*** Opening Supplied passage ***

Israel’s Supreme Court had been expected to confirm that ruling on Monday, which was a big reason why tensions in Jerusalem were on the rise. On Sunday, owing to the violence, the ruling was delayed.
For both right-wing Israelis and Palestinians, the Sheikh Jarrah fight symbolizes the larger battle over Jerusalem. The Jews who seek to live there believe they are the rightful owners of the land — and that Israel is the rightful sovereign of eastern Jerusalem. Palestinians see the evictions as Israel trying to ethnically cleanse them from the city where they’ve lived for generations.
And both sides feel that the more Jews live in eastern Jerusalem, the harder it will be to establish a Palestinian capital there. But they disagree over whether that’s a good thing.
So… what’s the hashtag?
The people tweeting #SaveSheikhJarrah are speaking out against the planned evictions. And members of congress — like Alexandria Ocasio-Cortez — who are tweeting about the evictions want to stop them from happening. Other members of Congress who are more pro-Israel have focused on condemning the rocket attacks from Gaza.
Secretary of State Antony Blinken spoke about both issues on Monday — condemning the rocket attacks and the violence in Jerusalem, and praising Israel for postponing the court ruling on Sheikh Jarrah.
What about Israel’s politicians? Didn’t they just have an election?
They sure did — and it isn’t clear who will be in charge of Israel by the end of next week. The election results were inconclusive, and Israeli politicians have spent the last month and a half jockeying for power.

*** Closing Supplied passage ***
*** Opening Supplied entries ***

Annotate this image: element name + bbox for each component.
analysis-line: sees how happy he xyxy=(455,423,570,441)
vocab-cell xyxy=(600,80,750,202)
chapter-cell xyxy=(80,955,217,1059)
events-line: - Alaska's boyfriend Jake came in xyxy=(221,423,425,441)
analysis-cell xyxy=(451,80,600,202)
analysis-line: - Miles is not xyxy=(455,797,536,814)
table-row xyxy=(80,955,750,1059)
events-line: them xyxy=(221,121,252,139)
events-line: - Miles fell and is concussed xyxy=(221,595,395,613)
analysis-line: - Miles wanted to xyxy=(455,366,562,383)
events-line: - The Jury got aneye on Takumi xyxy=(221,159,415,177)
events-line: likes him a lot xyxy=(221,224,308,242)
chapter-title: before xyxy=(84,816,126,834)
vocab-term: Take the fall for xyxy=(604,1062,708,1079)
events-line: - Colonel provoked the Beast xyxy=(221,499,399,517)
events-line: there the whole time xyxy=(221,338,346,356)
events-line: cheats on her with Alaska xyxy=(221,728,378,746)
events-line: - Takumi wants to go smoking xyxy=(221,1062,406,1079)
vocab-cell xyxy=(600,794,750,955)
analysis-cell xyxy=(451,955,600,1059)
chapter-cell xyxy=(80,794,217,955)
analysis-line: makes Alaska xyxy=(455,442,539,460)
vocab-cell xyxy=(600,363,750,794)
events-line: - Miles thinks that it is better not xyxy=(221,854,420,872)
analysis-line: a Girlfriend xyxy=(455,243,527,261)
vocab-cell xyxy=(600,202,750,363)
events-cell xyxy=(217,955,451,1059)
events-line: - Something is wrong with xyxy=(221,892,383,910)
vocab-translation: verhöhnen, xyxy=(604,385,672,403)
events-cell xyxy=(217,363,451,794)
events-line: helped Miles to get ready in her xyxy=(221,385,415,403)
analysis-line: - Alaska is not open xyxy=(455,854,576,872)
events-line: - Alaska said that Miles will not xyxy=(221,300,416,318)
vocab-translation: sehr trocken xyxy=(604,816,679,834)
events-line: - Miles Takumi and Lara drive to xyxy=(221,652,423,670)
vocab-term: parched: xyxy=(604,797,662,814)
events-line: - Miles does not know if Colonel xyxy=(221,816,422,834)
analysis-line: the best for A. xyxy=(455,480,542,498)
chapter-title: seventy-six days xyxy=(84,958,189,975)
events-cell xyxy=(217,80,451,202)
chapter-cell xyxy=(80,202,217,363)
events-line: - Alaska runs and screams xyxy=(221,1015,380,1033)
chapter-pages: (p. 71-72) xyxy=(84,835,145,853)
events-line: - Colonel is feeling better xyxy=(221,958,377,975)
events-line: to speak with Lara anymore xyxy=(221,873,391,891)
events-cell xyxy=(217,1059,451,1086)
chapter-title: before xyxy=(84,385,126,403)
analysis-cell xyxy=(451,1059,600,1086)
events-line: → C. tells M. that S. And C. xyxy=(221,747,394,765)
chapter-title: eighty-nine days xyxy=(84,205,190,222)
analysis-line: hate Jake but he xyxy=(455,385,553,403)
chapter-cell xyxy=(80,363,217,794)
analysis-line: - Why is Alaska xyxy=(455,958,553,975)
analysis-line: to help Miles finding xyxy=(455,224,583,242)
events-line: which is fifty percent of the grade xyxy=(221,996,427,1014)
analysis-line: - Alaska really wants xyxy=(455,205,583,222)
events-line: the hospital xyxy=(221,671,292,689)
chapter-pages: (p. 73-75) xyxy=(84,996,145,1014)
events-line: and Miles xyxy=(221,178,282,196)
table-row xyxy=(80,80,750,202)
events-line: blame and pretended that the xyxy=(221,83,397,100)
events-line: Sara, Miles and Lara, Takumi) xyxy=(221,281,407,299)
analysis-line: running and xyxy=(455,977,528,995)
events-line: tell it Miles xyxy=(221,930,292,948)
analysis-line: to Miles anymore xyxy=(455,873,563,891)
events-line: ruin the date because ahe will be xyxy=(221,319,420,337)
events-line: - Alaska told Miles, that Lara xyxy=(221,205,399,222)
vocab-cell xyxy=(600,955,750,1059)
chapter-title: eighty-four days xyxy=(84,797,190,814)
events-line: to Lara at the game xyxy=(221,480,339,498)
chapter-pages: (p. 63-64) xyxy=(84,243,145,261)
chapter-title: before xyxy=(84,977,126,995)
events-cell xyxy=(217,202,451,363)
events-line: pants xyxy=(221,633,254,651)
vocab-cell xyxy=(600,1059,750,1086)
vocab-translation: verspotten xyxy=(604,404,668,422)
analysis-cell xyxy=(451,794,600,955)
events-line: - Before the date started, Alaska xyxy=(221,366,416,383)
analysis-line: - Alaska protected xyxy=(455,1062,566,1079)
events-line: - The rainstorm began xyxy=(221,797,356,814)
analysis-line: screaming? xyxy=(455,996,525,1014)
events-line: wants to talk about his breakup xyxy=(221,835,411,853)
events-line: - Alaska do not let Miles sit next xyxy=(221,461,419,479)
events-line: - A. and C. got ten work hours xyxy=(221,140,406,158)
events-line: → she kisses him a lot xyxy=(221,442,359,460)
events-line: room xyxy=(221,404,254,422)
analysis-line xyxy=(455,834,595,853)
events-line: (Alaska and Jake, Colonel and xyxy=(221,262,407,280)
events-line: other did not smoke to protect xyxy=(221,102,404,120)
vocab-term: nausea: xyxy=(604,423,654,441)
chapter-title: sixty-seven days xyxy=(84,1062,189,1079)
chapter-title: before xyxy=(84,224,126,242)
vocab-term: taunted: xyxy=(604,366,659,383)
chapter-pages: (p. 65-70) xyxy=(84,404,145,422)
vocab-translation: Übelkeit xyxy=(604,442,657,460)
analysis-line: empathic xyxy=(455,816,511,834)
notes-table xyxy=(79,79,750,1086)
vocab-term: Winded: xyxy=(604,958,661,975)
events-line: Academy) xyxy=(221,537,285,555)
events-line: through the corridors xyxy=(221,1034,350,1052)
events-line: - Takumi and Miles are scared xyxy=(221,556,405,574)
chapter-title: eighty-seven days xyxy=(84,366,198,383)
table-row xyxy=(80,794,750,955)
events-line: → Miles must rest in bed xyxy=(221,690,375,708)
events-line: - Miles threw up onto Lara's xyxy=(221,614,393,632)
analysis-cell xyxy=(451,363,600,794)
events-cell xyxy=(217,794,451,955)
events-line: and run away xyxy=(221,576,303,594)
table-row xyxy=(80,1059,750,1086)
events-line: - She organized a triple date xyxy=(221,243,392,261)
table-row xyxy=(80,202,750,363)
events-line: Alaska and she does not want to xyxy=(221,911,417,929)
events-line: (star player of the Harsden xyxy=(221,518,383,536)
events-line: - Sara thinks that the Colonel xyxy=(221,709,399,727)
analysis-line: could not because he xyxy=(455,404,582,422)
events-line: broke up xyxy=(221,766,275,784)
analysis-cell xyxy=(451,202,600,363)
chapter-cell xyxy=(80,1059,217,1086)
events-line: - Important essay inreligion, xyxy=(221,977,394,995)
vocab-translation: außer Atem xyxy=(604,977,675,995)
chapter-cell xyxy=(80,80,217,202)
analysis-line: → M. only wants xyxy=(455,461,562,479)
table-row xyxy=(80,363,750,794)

*** Closing Supplied entries ***

- Task set -
1. In the Sheikh Jarrah passage, give the part between "Secretary of State" and "have an election?", inclusive, again, changing "postponing" to "delaying".
2. Answer these from the Sheikh Jarrah passage:
(a) Which member of Congress is named as tweeting about the evictions?
(b) What have the more pro-Israel members of Congress focused on?
(c) How long have Israeli politicians spent jockeying for power?
3. Say whether each statement agrees with the Sheikh Jarrah passage:
(a) The court ruling was delayed on Sunday because of the violence.
(b) Israel's election produced a clear result.
(c) Blinken criticized Israel for postponing the court ruling.

- Per-task answers -
1.
Secretary of State Antony Blinken spoke about both issues on Monday — condemning the rocket attacks and the violence in Jerusalem, and praising Israel for delaying the court ruling on Sheikh Jarrah.
What about Israel’s politicians? Didn’t they just have an election?

2.
(a) Alexandria Ocasio-Cortez
(b) Condemning the rocket attacks from Gaza
(c) The last month and a half

3.
(a) Yes: "On Sunday, owing to the violence, the ruling was delayed."
(b) No: "The election results were inconclusive"
(c) No: "praising Israel for postponing the court ruling on Sheikh Jarrah"